Records from a collection:
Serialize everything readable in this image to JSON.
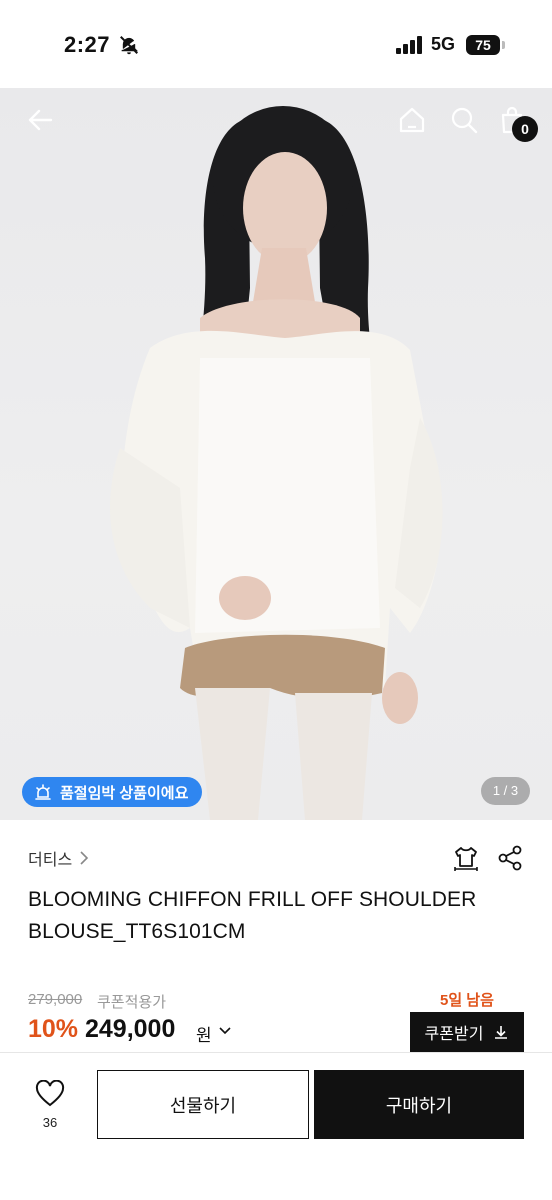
{
  "status_bar": {
    "time": "2:27",
    "network": "5G",
    "battery": "75"
  },
  "header": {
    "cart_count": "0"
  },
  "hero": {
    "soldout_label": "품절임박 상품이에요",
    "page_indicator": "1 / 3"
  },
  "product": {
    "brand": "더티스",
    "title": "BLOOMING CHIFFON FRILL OFF SHOULDER BLOUSE_TT6S101CM",
    "original_price": "279,000",
    "coupon_note": "쿠폰적용가",
    "days_left": "5일 남음",
    "discount": "10%",
    "price": "249,000",
    "currency": "원",
    "coupon_button": "쿠폰받기"
  },
  "bottom_bar": {
    "like_count": "36",
    "gift_button": "선물하기",
    "buy_button": "구매하기"
  },
  "colors": {
    "accent_orange": "#e0531a",
    "pill_blue": "#2f86f0",
    "black": "#111111"
  }
}
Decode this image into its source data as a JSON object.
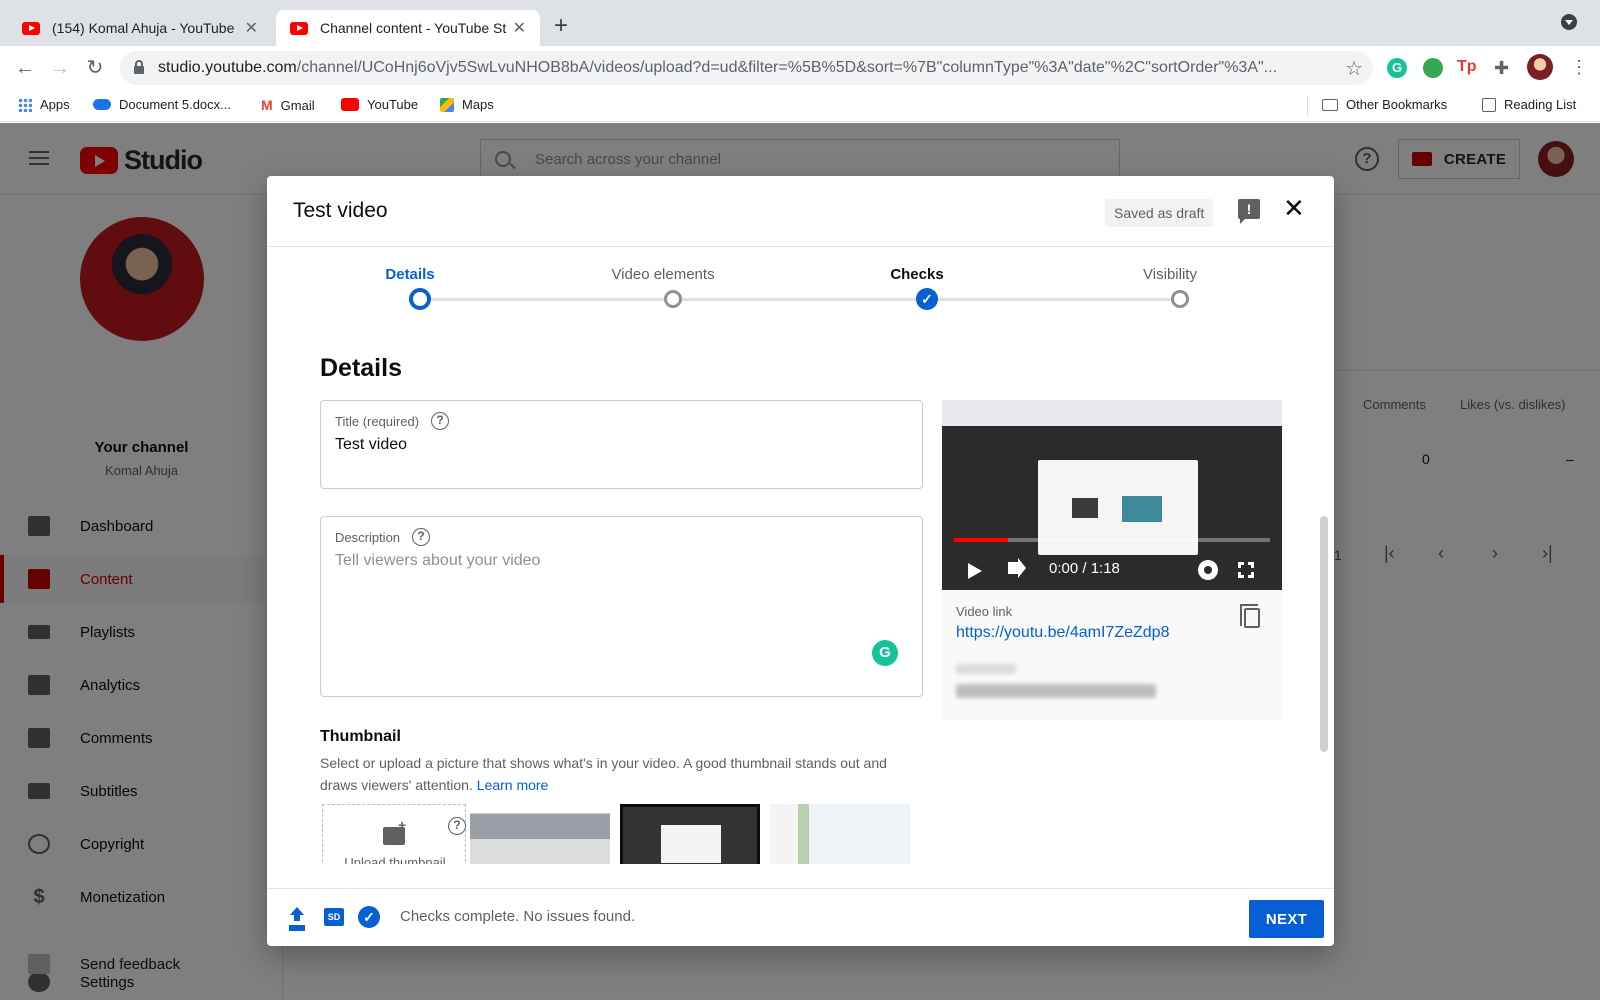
{
  "browser": {
    "tabs": [
      {
        "title": "(154) Komal Ahuja - YouTube"
      },
      {
        "title": "Channel content - YouTube Studio"
      }
    ],
    "url_host": "studio.youtube.com",
    "url_path": "/channel/UCoHnj6oVjv5SwLvuNHOB8bA/videos/upload?d=ud&filter=%5B%5D&sort=%7B\"columnType\"%3A\"date\"%2C\"sortOrder\"%3A\"...",
    "bookmarks": [
      "Apps",
      "Document 5.docx...",
      "Gmail",
      "YouTube",
      "Maps"
    ],
    "bookmarks_right": [
      "Other Bookmarks",
      "Reading List"
    ],
    "ext_grammarly_letter": "G",
    "ext_tp_label": "Tp"
  },
  "studio": {
    "logo_text": "Studio",
    "search_placeholder": "Search across your channel",
    "help_glyph": "?",
    "create_label": "CREATE",
    "channel_name": "Your channel",
    "channel_owner": "Komal Ahuja",
    "nav": [
      {
        "label": "Dashboard"
      },
      {
        "label": "Content"
      },
      {
        "label": "Playlists"
      },
      {
        "label": "Analytics"
      },
      {
        "label": "Comments"
      },
      {
        "label": "Subtitles"
      },
      {
        "label": "Copyright"
      },
      {
        "label": "Monetization"
      },
      {
        "label": "Settings"
      },
      {
        "label": "Send feedback"
      }
    ],
    "table_headers": [
      "Comments",
      "Likes (vs. dislikes)"
    ],
    "table_row_values": [
      "0",
      "–"
    ],
    "page_number": "1"
  },
  "dialog": {
    "title": "Test video",
    "saved_chip": "Saved as draft",
    "feedback_glyph": "!",
    "close_glyph": "✕",
    "steps": [
      {
        "label": "Details",
        "state": "current"
      },
      {
        "label": "Video elements",
        "state": "todo"
      },
      {
        "label": "Checks",
        "state": "done"
      },
      {
        "label": "Visibility",
        "state": "todo"
      }
    ],
    "check_glyph": "✓",
    "section_title": "Details",
    "title_field": {
      "label": "Title (required)",
      "value": "Test video"
    },
    "description_field": {
      "label": "Description",
      "placeholder": "Tell viewers about your video"
    },
    "help_glyph": "?",
    "thumbnail": {
      "title": "Thumbnail",
      "description": "Select or upload a picture that shows what's in your video. A good thumbnail stands out and draws viewers' attention.",
      "learn_more": "Learn more",
      "upload_label": "Upload thumbnail"
    },
    "video": {
      "time": "0:00 / 1:18",
      "progress": 0.17,
      "link_label": "Video link",
      "link": "https://youtu.be/4amI7ZeZdp8"
    },
    "footer": {
      "sd_badge": "SD",
      "status": "Checks complete. No issues found.",
      "next_label": "NEXT"
    }
  },
  "colors": {
    "accent_blue": "#065fd4",
    "yt_red": "#ff0000",
    "studio_active_red": "#cc0000"
  }
}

**EXERCISE TASK**
Determine how many of the lines above hold the word "Komal", and output that number by itself.

**FINAL RESULT**
2